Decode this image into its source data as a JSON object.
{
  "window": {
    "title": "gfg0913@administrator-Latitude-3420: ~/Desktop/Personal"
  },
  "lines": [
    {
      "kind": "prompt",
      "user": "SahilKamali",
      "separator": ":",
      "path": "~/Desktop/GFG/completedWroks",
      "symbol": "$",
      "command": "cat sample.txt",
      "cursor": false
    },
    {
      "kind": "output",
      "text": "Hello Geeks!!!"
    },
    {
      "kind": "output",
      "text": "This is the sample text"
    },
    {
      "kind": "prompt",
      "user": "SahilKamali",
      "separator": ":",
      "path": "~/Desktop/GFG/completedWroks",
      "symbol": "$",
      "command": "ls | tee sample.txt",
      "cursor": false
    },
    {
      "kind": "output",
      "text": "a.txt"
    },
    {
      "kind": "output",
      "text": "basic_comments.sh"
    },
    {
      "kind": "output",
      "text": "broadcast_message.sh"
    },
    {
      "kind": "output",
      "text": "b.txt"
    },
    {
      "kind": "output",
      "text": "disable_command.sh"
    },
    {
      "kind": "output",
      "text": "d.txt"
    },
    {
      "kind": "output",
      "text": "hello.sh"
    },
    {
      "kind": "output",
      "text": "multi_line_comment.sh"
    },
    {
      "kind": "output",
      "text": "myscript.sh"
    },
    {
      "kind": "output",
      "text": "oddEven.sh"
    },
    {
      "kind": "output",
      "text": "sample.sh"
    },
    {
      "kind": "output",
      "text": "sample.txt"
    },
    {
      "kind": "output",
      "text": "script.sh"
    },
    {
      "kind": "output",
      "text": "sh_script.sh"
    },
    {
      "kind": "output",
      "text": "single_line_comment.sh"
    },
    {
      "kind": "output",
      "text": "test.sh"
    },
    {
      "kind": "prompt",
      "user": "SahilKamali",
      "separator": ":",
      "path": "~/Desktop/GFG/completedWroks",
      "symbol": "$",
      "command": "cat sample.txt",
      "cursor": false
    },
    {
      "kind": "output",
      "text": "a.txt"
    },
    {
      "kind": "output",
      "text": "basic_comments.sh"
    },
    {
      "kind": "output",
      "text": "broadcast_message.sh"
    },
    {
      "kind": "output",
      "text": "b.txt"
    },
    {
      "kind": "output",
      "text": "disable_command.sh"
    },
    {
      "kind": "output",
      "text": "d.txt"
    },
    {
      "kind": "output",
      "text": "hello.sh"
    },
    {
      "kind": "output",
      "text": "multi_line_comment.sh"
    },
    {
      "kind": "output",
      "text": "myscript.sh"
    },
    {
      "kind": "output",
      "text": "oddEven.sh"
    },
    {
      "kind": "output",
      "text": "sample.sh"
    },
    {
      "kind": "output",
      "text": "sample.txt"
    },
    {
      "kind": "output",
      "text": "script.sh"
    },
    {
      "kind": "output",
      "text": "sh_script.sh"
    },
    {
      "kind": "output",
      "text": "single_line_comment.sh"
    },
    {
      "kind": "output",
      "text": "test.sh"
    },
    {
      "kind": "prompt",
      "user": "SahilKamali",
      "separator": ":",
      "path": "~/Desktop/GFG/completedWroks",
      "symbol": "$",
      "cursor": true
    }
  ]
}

[INSTRUCTIONS TO FOLLOW] Reproduce the complete data exactly as presented above.

[RESPONSE]
Decode this image into its source data as a JSON object.
{
  "window": {
    "title": "gfg0913@administrator-Latitude-3420: ~/Desktop/Personal"
  },
  "lines": [
    {
      "kind": "prompt",
      "user": "SahilKamali",
      "separator": ":",
      "path": "~/Desktop/GFG/completedWroks",
      "symbol": "$",
      "command": "cat sample.txt",
      "cursor": false
    },
    {
      "kind": "output",
      "text": "Hello Geeks!!!"
    },
    {
      "kind": "output",
      "text": "This is the sample text"
    },
    {
      "kind": "prompt",
      "user": "SahilKamali",
      "separator": ":",
      "path": "~/Desktop/GFG/completedWroks",
      "symbol": "$",
      "command": "ls | tee sample.txt",
      "cursor": false
    },
    {
      "kind": "output",
      "text": "a.txt"
    },
    {
      "kind": "output",
      "text": "basic_comments.sh"
    },
    {
      "kind": "output",
      "text": "broadcast_message.sh"
    },
    {
      "kind": "output",
      "text": "b.txt"
    },
    {
      "kind": "output",
      "text": "disable_command.sh"
    },
    {
      "kind": "output",
      "text": "d.txt"
    },
    {
      "kind": "output",
      "text": "hello.sh"
    },
    {
      "kind": "output",
      "text": "multi_line_comment.sh"
    },
    {
      "kind": "output",
      "text": "myscript.sh"
    },
    {
      "kind": "output",
      "text": "oddEven.sh"
    },
    {
      "kind": "output",
      "text": "sample.sh"
    },
    {
      "kind": "output",
      "text": "sample.txt"
    },
    {
      "kind": "output",
      "text": "script.sh"
    },
    {
      "kind": "output",
      "text": "sh_script.sh"
    },
    {
      "kind": "output",
      "text": "single_line_comment.sh"
    },
    {
      "kind": "output",
      "text": "test.sh"
    },
    {
      "kind": "prompt",
      "user": "SahilKamali",
      "separator": ":",
      "path": "~/Desktop/GFG/completedWroks",
      "symbol": "$",
      "command": "cat sample.txt",
      "cursor": false
    },
    {
      "kind": "output",
      "text": "a.txt"
    },
    {
      "kind": "output",
      "text": "basic_comments.sh"
    },
    {
      "kind": "output",
      "text": "broadcast_message.sh"
    },
    {
      "kind": "output",
      "text": "b.txt"
    },
    {
      "kind": "output",
      "text": "disable_command.sh"
    },
    {
      "kind": "output",
      "text": "d.txt"
    },
    {
      "kind": "output",
      "text": "hello.sh"
    },
    {
      "kind": "output",
      "text": "multi_line_comment.sh"
    },
    {
      "kind": "output",
      "text": "myscript.sh"
    },
    {
      "kind": "output",
      "text": "oddEven.sh"
    },
    {
      "kind": "output",
      "text": "sample.sh"
    },
    {
      "kind": "output",
      "text": "sample.txt"
    },
    {
      "kind": "output",
      "text": "script.sh"
    },
    {
      "kind": "output",
      "text": "sh_script.sh"
    },
    {
      "kind": "output",
      "text": "single_line_comment.sh"
    },
    {
      "kind": "output",
      "text": "test.sh"
    },
    {
      "kind": "prompt",
      "user": "SahilKamali",
      "separator": ":",
      "path": "~/Desktop/GFG/completedWroks",
      "symbol": "$",
      "cursor": true
    }
  ]
}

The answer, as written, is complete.